• AIM: Transcribe the data in full and exactly, omitting any pictures.

• INFORMATION SHOWN:
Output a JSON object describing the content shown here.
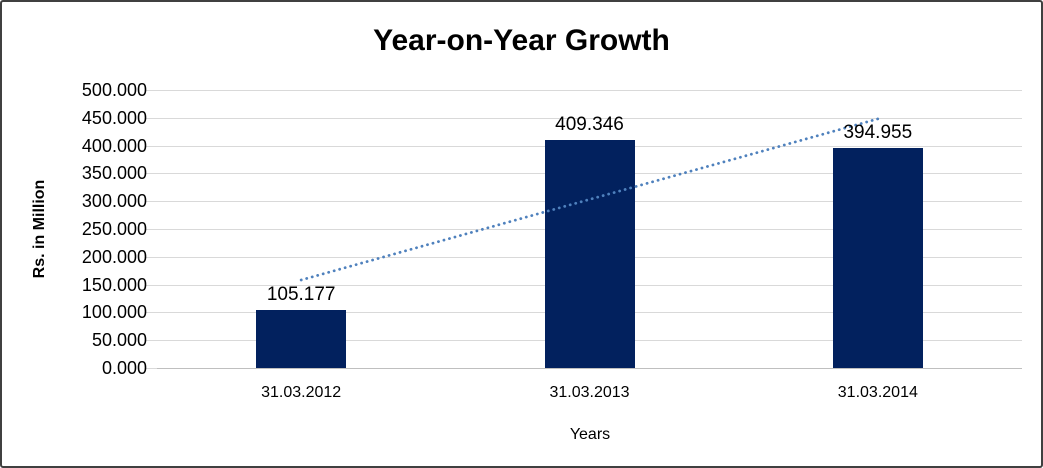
{
  "chart_data": {
    "type": "bar",
    "title": "Year-on-Year Growth",
    "xlabel": "Years",
    "ylabel": "Rs. in Million",
    "categories": [
      "31.03.2012",
      "31.03.2013",
      "31.03.2014"
    ],
    "values": [
      105.177,
      409.346,
      394.955
    ],
    "value_labels": [
      "105.177",
      "409.346",
      "394.955"
    ],
    "y_ticks": [
      "500.000",
      "450.000",
      "400.000",
      "350.000",
      "300.000",
      "250.000",
      "200.000",
      "150.000",
      "100.000",
      "50.000",
      "0.000"
    ],
    "ylim": [
      0,
      500
    ],
    "grid": true,
    "legend_visible": false,
    "trendline": {
      "type": "linear",
      "style": "dotted"
    },
    "colors": {
      "bar": "#02215e",
      "trendline": "#4f81bd",
      "gridline": "#d9d9d9",
      "text": "#000000",
      "frame_border": "#404040",
      "background": "#ffffff"
    }
  }
}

• SOLUTION FOR THIS TASK:
Output a JSON object describing the content shown here.
{
  "chart_data": {
    "type": "bar",
    "title": "Year-on-Year Growth",
    "xlabel": "Years",
    "ylabel": "Rs. in Million",
    "categories": [
      "31.03.2012",
      "31.03.2013",
      "31.03.2014"
    ],
    "values": [
      105.177,
      409.346,
      394.955
    ],
    "value_labels": [
      "105.177",
      "409.346",
      "394.955"
    ],
    "y_ticks": [
      "500.000",
      "450.000",
      "400.000",
      "350.000",
      "300.000",
      "250.000",
      "200.000",
      "150.000",
      "100.000",
      "50.000",
      "0.000"
    ],
    "ylim": [
      0,
      500
    ],
    "grid": true,
    "legend_visible": false,
    "trendline": {
      "type": "linear",
      "style": "dotted"
    },
    "colors": {
      "bar": "#02215e",
      "trendline": "#4f81bd",
      "gridline": "#d9d9d9",
      "text": "#000000",
      "frame_border": "#404040",
      "background": "#ffffff"
    }
  }
}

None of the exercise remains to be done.